======== INFORMATION SHOWN ========

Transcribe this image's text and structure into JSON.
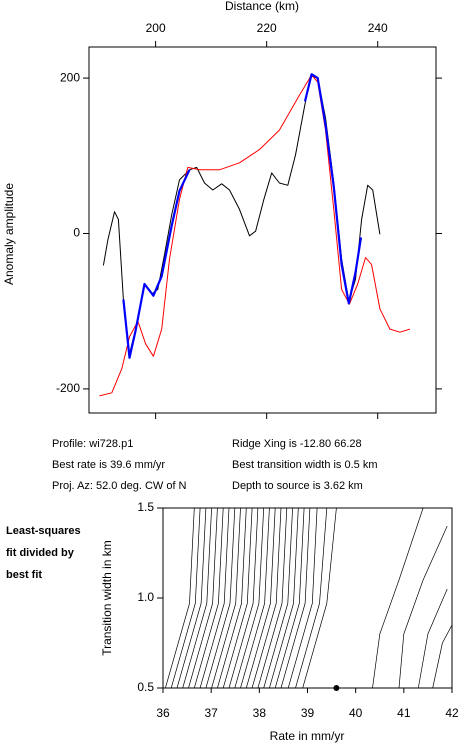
{
  "chart_data": [
    {
      "type": "line",
      "xlabel": "Distance (km)",
      "ylabel": "Anomaly amplitude",
      "xlim": [
        188,
        250.5
      ],
      "ylim": [
        -231,
        240
      ],
      "xticks": [
        200,
        220,
        240
      ],
      "yticks": [
        200,
        0,
        -200
      ],
      "series": [
        {
          "color": "#000000",
          "x": [
            190.6,
            191.4,
            192.6,
            193.3,
            194.2,
            195.3,
            196.4,
            198,
            199.3,
            200.4,
            201.6,
            202.9,
            204.3,
            206.1,
            207.4,
            208.8,
            210.3,
            211.9,
            213.3,
            215.1,
            216.9,
            218,
            219.5,
            220.9,
            222.3,
            223.8,
            225.2,
            226.7,
            227.9,
            229.2,
            230.6,
            232.1,
            233.5,
            234.8,
            236,
            237.1,
            238.2,
            239.1,
            240.4
          ],
          "values": [
            -41,
            -8,
            28,
            18,
            -85,
            -155,
            -123,
            -65,
            -78,
            -72,
            -27,
            24,
            69,
            82,
            85,
            65,
            56,
            64,
            56,
            31,
            -3,
            3,
            44,
            78,
            65,
            62,
            101,
            159,
            203,
            200,
            149,
            65,
            -33,
            -87,
            -59,
            18,
            62,
            56,
            -1
          ]
        },
        {
          "color": "#ff0000",
          "x": [
            189.9,
            192.1,
            193.9,
            195.3,
            196.8,
            198.2,
            199.6,
            201.1,
            202.5,
            204.3,
            205.8,
            207.9,
            211.5,
            215.1,
            218.7,
            222.3,
            225.9,
            228.1,
            229.2,
            230.6,
            232.1,
            233.5,
            234.9,
            236.4,
            237.8,
            238.9,
            240.4,
            242.2,
            244,
            245.8
          ],
          "values": [
            -209,
            -205,
            -174,
            -133,
            -113,
            -142,
            -158,
            -123,
            -33,
            44,
            85,
            82,
            82,
            91,
            108,
            133,
            178,
            204,
            195,
            133,
            31,
            -72,
            -91,
            -65,
            -31,
            -40,
            -97,
            -123,
            -127,
            -123
          ]
        },
        {
          "color": "#0000ff",
          "x": [
            194.2,
            195.3,
            196.4,
            198,
            199.6,
            201.1,
            202.9,
            204.3,
            206.1,
            215,
            226.9,
            228.1,
            229.2,
            230.6,
            232.1,
            233.5,
            234.8,
            236,
            237
          ],
          "values": [
            -85,
            -160,
            -125,
            -65,
            -80,
            -55,
            10,
            55,
            82,
            null,
            170,
            205,
            200,
            140,
            60,
            -40,
            -90,
            -50,
            -5
          ]
        }
      ],
      "annotations": [
        "Profile: wi728.p1",
        "Best rate is 39.6 mm/yr",
        "Proj. Az: 52.0 deg. CW of N",
        "Ridge Xing is -12.80 66.28",
        "Best transition width is 0.5 km",
        "Depth to source is   3.62 km"
      ]
    },
    {
      "type": "contour",
      "xlabel": "Rate in mm/yr",
      "ylabel": "Transition width in km",
      "note": [
        "Least-squares",
        "fit divided by",
        "best fit"
      ],
      "xlim": [
        36,
        42
      ],
      "ylim": [
        0.5,
        1.5
      ],
      "xticks": [
        36,
        37,
        38,
        39,
        40,
        41,
        42
      ],
      "yticks": [
        0.5,
        {
          "value": 1,
          "label": "1.0"
        },
        1.5
      ],
      "best_fit": {
        "x": 39.6,
        "y": 0.5
      },
      "contours": [
        {
          "x": [
            36.05,
            36.55,
            36.65
          ],
          "y": [
            0.5,
            0.97,
            1.5
          ]
        },
        {
          "x": [
            36.17,
            36.67,
            36.77
          ],
          "y": [
            0.5,
            0.97,
            1.5
          ]
        },
        {
          "x": [
            36.29,
            36.79,
            36.89
          ],
          "y": [
            0.5,
            0.97,
            1.5
          ]
        },
        {
          "x": [
            36.41,
            36.91,
            37.01
          ],
          "y": [
            0.5,
            0.97,
            1.5
          ]
        },
        {
          "x": [
            36.53,
            37.03,
            37.13
          ],
          "y": [
            0.5,
            0.97,
            1.5
          ]
        },
        {
          "x": [
            36.65,
            37.15,
            37.25
          ],
          "y": [
            0.5,
            0.97,
            1.5
          ]
        },
        {
          "x": [
            36.77,
            37.27,
            37.37
          ],
          "y": [
            0.5,
            0.97,
            1.5
          ]
        },
        {
          "x": [
            36.89,
            37.39,
            37.49
          ],
          "y": [
            0.5,
            0.97,
            1.5
          ]
        },
        {
          "x": [
            37.01,
            37.51,
            37.61
          ],
          "y": [
            0.5,
            0.97,
            1.5
          ]
        },
        {
          "x": [
            37.13,
            37.63,
            37.73
          ],
          "y": [
            0.5,
            0.97,
            1.5
          ]
        },
        {
          "x": [
            37.25,
            37.75,
            37.85
          ],
          "y": [
            0.5,
            0.97,
            1.5
          ]
        },
        {
          "x": [
            37.37,
            37.87,
            37.97
          ],
          "y": [
            0.5,
            0.97,
            1.5
          ]
        },
        {
          "x": [
            37.49,
            37.99,
            38.09
          ],
          "y": [
            0.5,
            0.97,
            1.5
          ]
        },
        {
          "x": [
            37.61,
            38.11,
            38.21
          ],
          "y": [
            0.5,
            0.97,
            1.5
          ]
        },
        {
          "x": [
            37.73,
            38.23,
            38.33
          ],
          "y": [
            0.5,
            0.97,
            1.5
          ]
        },
        {
          "x": [
            37.85,
            38.35,
            38.45
          ],
          "y": [
            0.5,
            0.97,
            1.5
          ]
        },
        {
          "x": [
            37.97,
            38.47,
            38.57
          ],
          "y": [
            0.5,
            0.97,
            1.5
          ]
        },
        {
          "x": [
            38.09,
            38.59,
            38.69
          ],
          "y": [
            0.5,
            0.97,
            1.5
          ]
        },
        {
          "x": [
            38.21,
            38.71,
            38.81
          ],
          "y": [
            0.5,
            0.97,
            1.5
          ]
        },
        {
          "x": [
            38.33,
            38.83,
            38.93
          ],
          "y": [
            0.5,
            0.97,
            1.5
          ]
        },
        {
          "x": [
            38.45,
            38.95,
            39.05
          ],
          "y": [
            0.5,
            0.97,
            1.5
          ]
        },
        {
          "x": [
            38.6,
            39.1,
            39.2
          ],
          "y": [
            0.5,
            0.97,
            1.5
          ]
        },
        {
          "x": [
            38.75,
            39.25,
            39.4
          ],
          "y": [
            0.5,
            0.97,
            1.5
          ]
        },
        {
          "x": [
            38.9,
            39.4,
            39.6
          ],
          "y": [
            0.5,
            0.97,
            1.5
          ]
        },
        {
          "x": [
            40.35,
            40.5,
            40.9,
            41.4
          ],
          "y": [
            0.5,
            0.8,
            1.1,
            1.5
          ]
        },
        {
          "x": [
            40.9,
            41.0,
            41.4,
            41.9
          ],
          "y": [
            0.5,
            0.8,
            1.1,
            1.4
          ]
        },
        {
          "x": [
            41.3,
            41.5,
            41.9
          ],
          "y": [
            0.5,
            0.8,
            1.05
          ]
        },
        {
          "x": [
            41.6,
            41.8,
            42
          ],
          "y": [
            0.5,
            0.75,
            0.85
          ]
        }
      ]
    }
  ]
}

========

_PROBLEM TO SOLVE_
Repeat each entry exactly as given; no pictures belong in the copy.

_COMPLETE OUTPUT_
Transcribe this image's text and structure into JSON.
{
  "chart_data": [
    {
      "type": "line",
      "xlabel": "Distance (km)",
      "ylabel": "Anomaly amplitude",
      "xlim": [
        188,
        250.5
      ],
      "ylim": [
        -231,
        240
      ],
      "xticks": [
        200,
        220,
        240
      ],
      "yticks": [
        200,
        0,
        -200
      ],
      "series": [
        {
          "color": "#000000",
          "x": [
            190.6,
            191.4,
            192.6,
            193.3,
            194.2,
            195.3,
            196.4,
            198,
            199.3,
            200.4,
            201.6,
            202.9,
            204.3,
            206.1,
            207.4,
            208.8,
            210.3,
            211.9,
            213.3,
            215.1,
            216.9,
            218,
            219.5,
            220.9,
            222.3,
            223.8,
            225.2,
            226.7,
            227.9,
            229.2,
            230.6,
            232.1,
            233.5,
            234.8,
            236,
            237.1,
            238.2,
            239.1,
            240.4
          ],
          "values": [
            -41,
            -8,
            28,
            18,
            -85,
            -155,
            -123,
            -65,
            -78,
            -72,
            -27,
            24,
            69,
            82,
            85,
            65,
            56,
            64,
            56,
            31,
            -3,
            3,
            44,
            78,
            65,
            62,
            101,
            159,
            203,
            200,
            149,
            65,
            -33,
            -87,
            -59,
            18,
            62,
            56,
            -1
          ]
        },
        {
          "color": "#ff0000",
          "x": [
            189.9,
            192.1,
            193.9,
            195.3,
            196.8,
            198.2,
            199.6,
            201.1,
            202.5,
            204.3,
            205.8,
            207.9,
            211.5,
            215.1,
            218.7,
            222.3,
            225.9,
            228.1,
            229.2,
            230.6,
            232.1,
            233.5,
            234.9,
            236.4,
            237.8,
            238.9,
            240.4,
            242.2,
            244,
            245.8
          ],
          "values": [
            -209,
            -205,
            -174,
            -133,
            -113,
            -142,
            -158,
            -123,
            -33,
            44,
            85,
            82,
            82,
            91,
            108,
            133,
            178,
            204,
            195,
            133,
            31,
            -72,
            -91,
            -65,
            -31,
            -40,
            -97,
            -123,
            -127,
            -123
          ]
        },
        {
          "color": "#0000ff",
          "x": [
            194.2,
            195.3,
            196.4,
            198,
            199.6,
            201.1,
            202.9,
            204.3,
            206.1,
            215,
            226.9,
            228.1,
            229.2,
            230.6,
            232.1,
            233.5,
            234.8,
            236,
            237
          ],
          "values": [
            -85,
            -160,
            -125,
            -65,
            -80,
            -55,
            10,
            55,
            82,
            null,
            170,
            205,
            200,
            140,
            60,
            -40,
            -90,
            -50,
            -5
          ]
        }
      ],
      "annotations": [
        "Profile: wi728.p1",
        "Best rate is 39.6 mm/yr",
        "Proj. Az: 52.0 deg. CW of N",
        "Ridge Xing is -12.80 66.28",
        "Best transition width is 0.5 km",
        "Depth to source is   3.62 km"
      ]
    },
    {
      "type": "contour",
      "xlabel": "Rate in mm/yr",
      "ylabel": "Transition width in km",
      "note": [
        "Least-squares",
        "fit divided by",
        "best fit"
      ],
      "xlim": [
        36,
        42
      ],
      "ylim": [
        0.5,
        1.5
      ],
      "xticks": [
        36,
        37,
        38,
        39,
        40,
        41,
        42
      ],
      "yticks": [
        0.5,
        {
          "value": 1,
          "label": "1.0"
        },
        1.5
      ],
      "best_fit": {
        "x": 39.6,
        "y": 0.5
      },
      "contours": [
        {
          "x": [
            36.05,
            36.55,
            36.65
          ],
          "y": [
            0.5,
            0.97,
            1.5
          ]
        },
        {
          "x": [
            36.17,
            36.67,
            36.77
          ],
          "y": [
            0.5,
            0.97,
            1.5
          ]
        },
        {
          "x": [
            36.29,
            36.79,
            36.89
          ],
          "y": [
            0.5,
            0.97,
            1.5
          ]
        },
        {
          "x": [
            36.41,
            36.91,
            37.01
          ],
          "y": [
            0.5,
            0.97,
            1.5
          ]
        },
        {
          "x": [
            36.53,
            37.03,
            37.13
          ],
          "y": [
            0.5,
            0.97,
            1.5
          ]
        },
        {
          "x": [
            36.65,
            37.15,
            37.25
          ],
          "y": [
            0.5,
            0.97,
            1.5
          ]
        },
        {
          "x": [
            36.77,
            37.27,
            37.37
          ],
          "y": [
            0.5,
            0.97,
            1.5
          ]
        },
        {
          "x": [
            36.89,
            37.39,
            37.49
          ],
          "y": [
            0.5,
            0.97,
            1.5
          ]
        },
        {
          "x": [
            37.01,
            37.51,
            37.61
          ],
          "y": [
            0.5,
            0.97,
            1.5
          ]
        },
        {
          "x": [
            37.13,
            37.63,
            37.73
          ],
          "y": [
            0.5,
            0.97,
            1.5
          ]
        },
        {
          "x": [
            37.25,
            37.75,
            37.85
          ],
          "y": [
            0.5,
            0.97,
            1.5
          ]
        },
        {
          "x": [
            37.37,
            37.87,
            37.97
          ],
          "y": [
            0.5,
            0.97,
            1.5
          ]
        },
        {
          "x": [
            37.49,
            37.99,
            38.09
          ],
          "y": [
            0.5,
            0.97,
            1.5
          ]
        },
        {
          "x": [
            37.61,
            38.11,
            38.21
          ],
          "y": [
            0.5,
            0.97,
            1.5
          ]
        },
        {
          "x": [
            37.73,
            38.23,
            38.33
          ],
          "y": [
            0.5,
            0.97,
            1.5
          ]
        },
        {
          "x": [
            37.85,
            38.35,
            38.45
          ],
          "y": [
            0.5,
            0.97,
            1.5
          ]
        },
        {
          "x": [
            37.97,
            38.47,
            38.57
          ],
          "y": [
            0.5,
            0.97,
            1.5
          ]
        },
        {
          "x": [
            38.09,
            38.59,
            38.69
          ],
          "y": [
            0.5,
            0.97,
            1.5
          ]
        },
        {
          "x": [
            38.21,
            38.71,
            38.81
          ],
          "y": [
            0.5,
            0.97,
            1.5
          ]
        },
        {
          "x": [
            38.33,
            38.83,
            38.93
          ],
          "y": [
            0.5,
            0.97,
            1.5
          ]
        },
        {
          "x": [
            38.45,
            38.95,
            39.05
          ],
          "y": [
            0.5,
            0.97,
            1.5
          ]
        },
        {
          "x": [
            38.6,
            39.1,
            39.2
          ],
          "y": [
            0.5,
            0.97,
            1.5
          ]
        },
        {
          "x": [
            38.75,
            39.25,
            39.4
          ],
          "y": [
            0.5,
            0.97,
            1.5
          ]
        },
        {
          "x": [
            38.9,
            39.4,
            39.6
          ],
          "y": [
            0.5,
            0.97,
            1.5
          ]
        },
        {
          "x": [
            40.35,
            40.5,
            40.9,
            41.4
          ],
          "y": [
            0.5,
            0.8,
            1.1,
            1.5
          ]
        },
        {
          "x": [
            40.9,
            41.0,
            41.4,
            41.9
          ],
          "y": [
            0.5,
            0.8,
            1.1,
            1.4
          ]
        },
        {
          "x": [
            41.3,
            41.5,
            41.9
          ],
          "y": [
            0.5,
            0.8,
            1.05
          ]
        },
        {
          "x": [
            41.6,
            41.8,
            42
          ],
          "y": [
            0.5,
            0.75,
            0.85
          ]
        }
      ]
    }
  ]
}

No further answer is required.